▼▼▼
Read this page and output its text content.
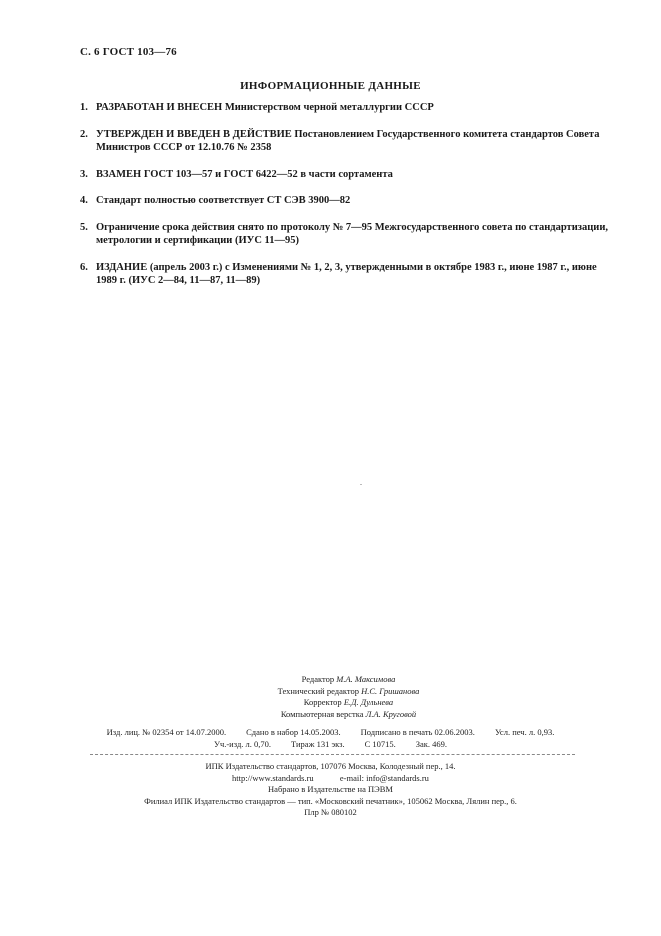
С. 6 ГОСТ 103—76
ИНФОРМАЦИОННЫЕ ДАННЫЕ
1. РАЗРАБОТАН И ВНЕСЕН Министерством черной металлургии СССР
2. УТВЕРЖДЕН И ВВЕДЕН В ДЕЙСТВИЕ Постановлением Государственного комитета стандартов Совета Министров СССР от 12.10.76 № 2358
3. ВЗАМЕН ГОСТ 103—57 и ГОСТ 6422—52 в части сортамента
4. Стандарт полностью соответствует СТ СЭВ 3900—82
5. Ограничение срока действия снято по протоколу № 7—95 Межгосударственного совета по стандартизации, метрологии и сертификации (ИУС 11—95)
6. ИЗДАНИЕ (апрель 2003 г.) с Изменениями № 1, 2, 3, утвержденными в октябре 1983 г., июне 1987 г., июне 1989 г. (ИУС 2—84, 11—87, 11—89)
Редактор М.А. Максимова
Технический редактор Н.С. Гришанова
Корректор Е.Д. Дульнева
Компьютерная верстка Л.А. Круговой
Изд. лиц. № 02354 от 14.07.2000. Сдано в набор 14.05.2003. Подписано в печать 02.06.2003. Усл. печ. л. 0,93.
Уч.-изд. л. 0,70. Тираж 131 экз. С 10715. Зак. 469.
ИПК Издательство стандартов, 107076 Москва, Колодезный пер., 14.
http://www.standards.ru	e-mail: info@standards.ru
Набрано в Издательстве на ПЭВМ
Филиал ИПК Издательство стандартов — тип. «Московский печатник», 105062 Москва, Лялин пер., 6.
Плр № 080102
▲▲▲
> _Directions for this task_
Transcribe the entries above verbatim, omitting their pictures.

> _The solution_
Read this page and output its text content.
С. 6 ГОСТ 103—76
ИНФОРМАЦИОННЫЕ ДАННЫЕ
1. РАЗРАБОТАН И ВНЕСЕН Министерством черной металлургии СССР
2. УТВЕРЖДЕН И ВВЕДЕН В ДЕЙСТВИЕ Постановлением Государственного комитета стандартов Совета Министров СССР от 12.10.76 № 2358
3. ВЗАМЕН ГОСТ 103—57 и ГОСТ 6422—52 в части сортамента
4. Стандарт полностью соответствует СТ СЭВ 3900—82
5. Ограничение срока действия снято по протоколу № 7—95 Межгосударственного совета по стандартизации, метрологии и сертификации (ИУС 11—95)
6. ИЗДАНИЕ (апрель 2003 г.) с Изменениями № 1, 2, 3, утвержденными в октябре 1983 г., июне 1987 г., июне 1989 г. (ИУС 2—84, 11—87, 11—89)
Редактор М.А. Максимова
Технический редактор Н.С. Гришанова
Корректор Е.Д. Дульнева
Компьютерная верстка Л.А. Круговой
Изд. лиц. № 02354 от 14.07.2000. Сдано в набор 14.05.2003. Подписано в печать 02.06.2003. Усл. печ. л. 0,93.
Уч.-изд. л. 0,70. Тираж 131 экз. С 10715. Зак. 469.
ИПК Издательство стандартов, 107076 Москва, Колодезный пер., 14.
http://www.standards.ru	e-mail: info@standards.ru
Набрано в Издательстве на ПЭВМ
Филиал ИПК Издательство стандартов — тип. «Московский печатник», 105062 Москва, Лялин пер., 6.
Плр № 080102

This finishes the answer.